INPUT RECORDS
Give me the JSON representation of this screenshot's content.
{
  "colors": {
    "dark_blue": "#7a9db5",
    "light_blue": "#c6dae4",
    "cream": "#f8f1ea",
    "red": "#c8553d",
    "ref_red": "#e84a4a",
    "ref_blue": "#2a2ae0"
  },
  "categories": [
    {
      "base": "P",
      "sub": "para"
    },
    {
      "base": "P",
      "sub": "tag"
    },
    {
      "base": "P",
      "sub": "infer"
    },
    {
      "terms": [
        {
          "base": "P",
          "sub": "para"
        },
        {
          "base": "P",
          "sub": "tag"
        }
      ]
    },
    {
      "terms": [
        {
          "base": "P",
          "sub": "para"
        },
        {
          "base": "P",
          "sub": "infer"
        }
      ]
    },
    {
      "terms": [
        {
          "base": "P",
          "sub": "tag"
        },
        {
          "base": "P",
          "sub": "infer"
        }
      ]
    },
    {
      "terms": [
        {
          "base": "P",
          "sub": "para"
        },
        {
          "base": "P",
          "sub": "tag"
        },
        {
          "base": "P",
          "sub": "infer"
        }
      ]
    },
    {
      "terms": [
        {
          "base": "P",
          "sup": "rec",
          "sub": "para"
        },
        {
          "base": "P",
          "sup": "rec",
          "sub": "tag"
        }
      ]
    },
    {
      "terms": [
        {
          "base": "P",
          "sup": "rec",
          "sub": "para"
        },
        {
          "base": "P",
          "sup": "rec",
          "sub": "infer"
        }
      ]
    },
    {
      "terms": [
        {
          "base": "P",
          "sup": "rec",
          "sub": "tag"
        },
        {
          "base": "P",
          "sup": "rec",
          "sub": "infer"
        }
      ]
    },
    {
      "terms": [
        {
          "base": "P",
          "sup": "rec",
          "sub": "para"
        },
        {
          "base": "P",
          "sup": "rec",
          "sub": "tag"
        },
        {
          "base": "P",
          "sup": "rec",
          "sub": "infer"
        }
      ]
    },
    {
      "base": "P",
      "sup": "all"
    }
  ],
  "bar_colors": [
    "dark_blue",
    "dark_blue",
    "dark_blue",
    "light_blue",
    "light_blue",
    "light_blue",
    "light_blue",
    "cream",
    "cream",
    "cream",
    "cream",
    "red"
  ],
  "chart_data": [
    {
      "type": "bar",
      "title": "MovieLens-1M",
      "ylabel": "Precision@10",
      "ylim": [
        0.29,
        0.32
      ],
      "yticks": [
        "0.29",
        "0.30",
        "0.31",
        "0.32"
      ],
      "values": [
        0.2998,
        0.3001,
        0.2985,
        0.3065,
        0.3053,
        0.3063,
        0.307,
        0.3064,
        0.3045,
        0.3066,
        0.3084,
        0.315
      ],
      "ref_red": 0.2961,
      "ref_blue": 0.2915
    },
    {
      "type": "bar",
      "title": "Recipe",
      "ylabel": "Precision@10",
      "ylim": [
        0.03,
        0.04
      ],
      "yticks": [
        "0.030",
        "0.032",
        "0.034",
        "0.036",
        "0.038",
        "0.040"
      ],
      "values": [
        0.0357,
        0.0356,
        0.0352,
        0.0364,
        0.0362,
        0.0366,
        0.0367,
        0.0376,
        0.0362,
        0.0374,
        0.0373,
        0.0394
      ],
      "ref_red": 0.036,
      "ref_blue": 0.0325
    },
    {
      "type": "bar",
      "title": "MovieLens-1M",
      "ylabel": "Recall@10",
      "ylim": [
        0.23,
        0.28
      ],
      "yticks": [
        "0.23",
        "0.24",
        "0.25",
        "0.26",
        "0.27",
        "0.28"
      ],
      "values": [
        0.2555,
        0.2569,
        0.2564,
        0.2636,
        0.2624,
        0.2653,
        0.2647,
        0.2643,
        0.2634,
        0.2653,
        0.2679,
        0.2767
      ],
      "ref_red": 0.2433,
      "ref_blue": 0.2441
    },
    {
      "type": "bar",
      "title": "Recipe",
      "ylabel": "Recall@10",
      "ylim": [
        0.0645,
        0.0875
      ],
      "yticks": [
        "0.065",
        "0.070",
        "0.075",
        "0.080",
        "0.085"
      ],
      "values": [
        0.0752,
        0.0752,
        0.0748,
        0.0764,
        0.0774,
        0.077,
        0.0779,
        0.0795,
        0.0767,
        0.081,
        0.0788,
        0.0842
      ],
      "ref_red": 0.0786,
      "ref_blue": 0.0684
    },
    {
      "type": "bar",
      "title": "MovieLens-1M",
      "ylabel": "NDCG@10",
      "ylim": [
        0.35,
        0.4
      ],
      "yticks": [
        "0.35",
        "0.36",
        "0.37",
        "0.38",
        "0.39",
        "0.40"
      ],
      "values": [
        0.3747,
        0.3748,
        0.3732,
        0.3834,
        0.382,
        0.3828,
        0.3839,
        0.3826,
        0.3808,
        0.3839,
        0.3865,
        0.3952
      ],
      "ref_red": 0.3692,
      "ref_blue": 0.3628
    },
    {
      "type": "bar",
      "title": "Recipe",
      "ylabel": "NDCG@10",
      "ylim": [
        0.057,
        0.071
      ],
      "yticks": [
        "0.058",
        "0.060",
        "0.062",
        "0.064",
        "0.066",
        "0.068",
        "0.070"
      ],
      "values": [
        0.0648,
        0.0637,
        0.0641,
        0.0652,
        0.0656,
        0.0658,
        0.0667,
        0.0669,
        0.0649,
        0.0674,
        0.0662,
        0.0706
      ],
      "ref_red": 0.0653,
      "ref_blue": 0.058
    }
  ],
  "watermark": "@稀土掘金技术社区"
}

REQUIRED WORK
Output the listing above word for word.

ANSWER TO THE TASK
Give me the JSON representation of this screenshot's content.
{
  "colors": {
    "dark_blue": "#7a9db5",
    "light_blue": "#c6dae4",
    "cream": "#f8f1ea",
    "red": "#c8553d",
    "ref_red": "#e84a4a",
    "ref_blue": "#2a2ae0"
  },
  "categories": [
    {
      "base": "P",
      "sub": "para"
    },
    {
      "base": "P",
      "sub": "tag"
    },
    {
      "base": "P",
      "sub": "infer"
    },
    {
      "terms": [
        {
          "base": "P",
          "sub": "para"
        },
        {
          "base": "P",
          "sub": "tag"
        }
      ]
    },
    {
      "terms": [
        {
          "base": "P",
          "sub": "para"
        },
        {
          "base": "P",
          "sub": "infer"
        }
      ]
    },
    {
      "terms": [
        {
          "base": "P",
          "sub": "tag"
        },
        {
          "base": "P",
          "sub": "infer"
        }
      ]
    },
    {
      "terms": [
        {
          "base": "P",
          "sub": "para"
        },
        {
          "base": "P",
          "sub": "tag"
        },
        {
          "base": "P",
          "sub": "infer"
        }
      ]
    },
    {
      "terms": [
        {
          "base": "P",
          "sup": "rec",
          "sub": "para"
        },
        {
          "base": "P",
          "sup": "rec",
          "sub": "tag"
        }
      ]
    },
    {
      "terms": [
        {
          "base": "P",
          "sup": "rec",
          "sub": "para"
        },
        {
          "base": "P",
          "sup": "rec",
          "sub": "infer"
        }
      ]
    },
    {
      "terms": [
        {
          "base": "P",
          "sup": "rec",
          "sub": "tag"
        },
        {
          "base": "P",
          "sup": "rec",
          "sub": "infer"
        }
      ]
    },
    {
      "terms": [
        {
          "base": "P",
          "sup": "rec",
          "sub": "para"
        },
        {
          "base": "P",
          "sup": "rec",
          "sub": "tag"
        },
        {
          "base": "P",
          "sup": "rec",
          "sub": "infer"
        }
      ]
    },
    {
      "base": "P",
      "sup": "all"
    }
  ],
  "bar_colors": [
    "dark_blue",
    "dark_blue",
    "dark_blue",
    "light_blue",
    "light_blue",
    "light_blue",
    "light_blue",
    "cream",
    "cream",
    "cream",
    "cream",
    "red"
  ],
  "chart_data": [
    {
      "type": "bar",
      "title": "MovieLens-1M",
      "ylabel": "Precision@10",
      "ylim": [
        0.29,
        0.32
      ],
      "yticks": [
        "0.29",
        "0.30",
        "0.31",
        "0.32"
      ],
      "values": [
        0.2998,
        0.3001,
        0.2985,
        0.3065,
        0.3053,
        0.3063,
        0.307,
        0.3064,
        0.3045,
        0.3066,
        0.3084,
        0.315
      ],
      "ref_red": 0.2961,
      "ref_blue": 0.2915
    },
    {
      "type": "bar",
      "title": "Recipe",
      "ylabel": "Precision@10",
      "ylim": [
        0.03,
        0.04
      ],
      "yticks": [
        "0.030",
        "0.032",
        "0.034",
        "0.036",
        "0.038",
        "0.040"
      ],
      "values": [
        0.0357,
        0.0356,
        0.0352,
        0.0364,
        0.0362,
        0.0366,
        0.0367,
        0.0376,
        0.0362,
        0.0374,
        0.0373,
        0.0394
      ],
      "ref_red": 0.036,
      "ref_blue": 0.0325
    },
    {
      "type": "bar",
      "title": "MovieLens-1M",
      "ylabel": "Recall@10",
      "ylim": [
        0.23,
        0.28
      ],
      "yticks": [
        "0.23",
        "0.24",
        "0.25",
        "0.26",
        "0.27",
        "0.28"
      ],
      "values": [
        0.2555,
        0.2569,
        0.2564,
        0.2636,
        0.2624,
        0.2653,
        0.2647,
        0.2643,
        0.2634,
        0.2653,
        0.2679,
        0.2767
      ],
      "ref_red": 0.2433,
      "ref_blue": 0.2441
    },
    {
      "type": "bar",
      "title": "Recipe",
      "ylabel": "Recall@10",
      "ylim": [
        0.0645,
        0.0875
      ],
      "yticks": [
        "0.065",
        "0.070",
        "0.075",
        "0.080",
        "0.085"
      ],
      "values": [
        0.0752,
        0.0752,
        0.0748,
        0.0764,
        0.0774,
        0.077,
        0.0779,
        0.0795,
        0.0767,
        0.081,
        0.0788,
        0.0842
      ],
      "ref_red": 0.0786,
      "ref_blue": 0.0684
    },
    {
      "type": "bar",
      "title": "MovieLens-1M",
      "ylabel": "NDCG@10",
      "ylim": [
        0.35,
        0.4
      ],
      "yticks": [
        "0.35",
        "0.36",
        "0.37",
        "0.38",
        "0.39",
        "0.40"
      ],
      "values": [
        0.3747,
        0.3748,
        0.3732,
        0.3834,
        0.382,
        0.3828,
        0.3839,
        0.3826,
        0.3808,
        0.3839,
        0.3865,
        0.3952
      ],
      "ref_red": 0.3692,
      "ref_blue": 0.3628
    },
    {
      "type": "bar",
      "title": "Recipe",
      "ylabel": "NDCG@10",
      "ylim": [
        0.057,
        0.071
      ],
      "yticks": [
        "0.058",
        "0.060",
        "0.062",
        "0.064",
        "0.066",
        "0.068",
        "0.070"
      ],
      "values": [
        0.0648,
        0.0637,
        0.0641,
        0.0652,
        0.0656,
        0.0658,
        0.0667,
        0.0669,
        0.0649,
        0.0674,
        0.0662,
        0.0706
      ],
      "ref_red": 0.0653,
      "ref_blue": 0.058
    }
  ],
  "watermark": "@稀土掘金技术社区"
}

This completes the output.